Work required: Copy every line from the records below that holds the word "comparées".

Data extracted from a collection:

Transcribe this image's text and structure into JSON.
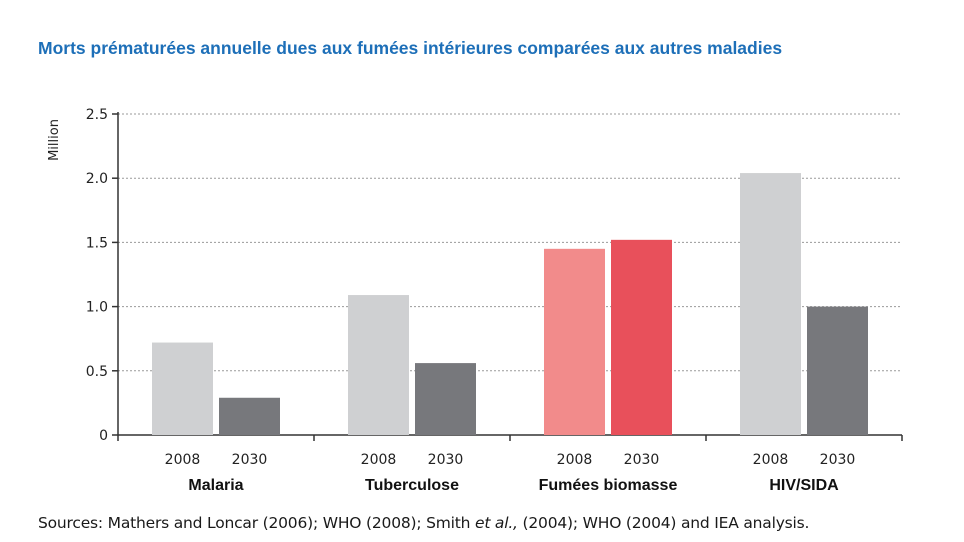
{
  "title": "Morts prématurées annuelle dues aux fumées intérieures comparées aux autres maladies",
  "source_prefix": "Sources: Mathers and Loncar (2006); WHO (2008); Smith ",
  "source_italic": "et al.,",
  "source_suffix": " (2004); WHO (2004) and IEA analysis.",
  "chart_data": {
    "type": "bar",
    "title": "Morts prématurées annuelle dues aux fumées intérieures comparées aux autres maladies",
    "ylabel": "Million",
    "xlabel": "",
    "ylim": [
      0,
      2.5
    ],
    "yticks": [
      0,
      0.5,
      1.0,
      1.5,
      2.0,
      2.5
    ],
    "ytick_labels": [
      "0",
      "0.5",
      "1.0",
      "1.5",
      "2.0",
      "2.5"
    ],
    "grid": "horizontal dotted",
    "categories": [
      "Malaria",
      "Tuberculose",
      "Fumées biomasse",
      "HIV/SIDA"
    ],
    "series": [
      {
        "name": "2008",
        "values": [
          0.72,
          1.09,
          1.45,
          2.04
        ],
        "colors": [
          "#cfd0d2",
          "#cfd0d2",
          "#f28b8b",
          "#cfd0d2"
        ]
      },
      {
        "name": "2030",
        "values": [
          0.29,
          0.56,
          1.52,
          1.0
        ],
        "colors": [
          "#77787c",
          "#77787c",
          "#e8505b",
          "#77787c"
        ]
      }
    ]
  }
}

Output for this exercise:
  "title": "Morts prématurées annuelle dues aux fumées intérieures comparées aux autres maladies",
    "title": "Morts prématurées annuelle dues aux fumées intérieures comparées aux autres maladies",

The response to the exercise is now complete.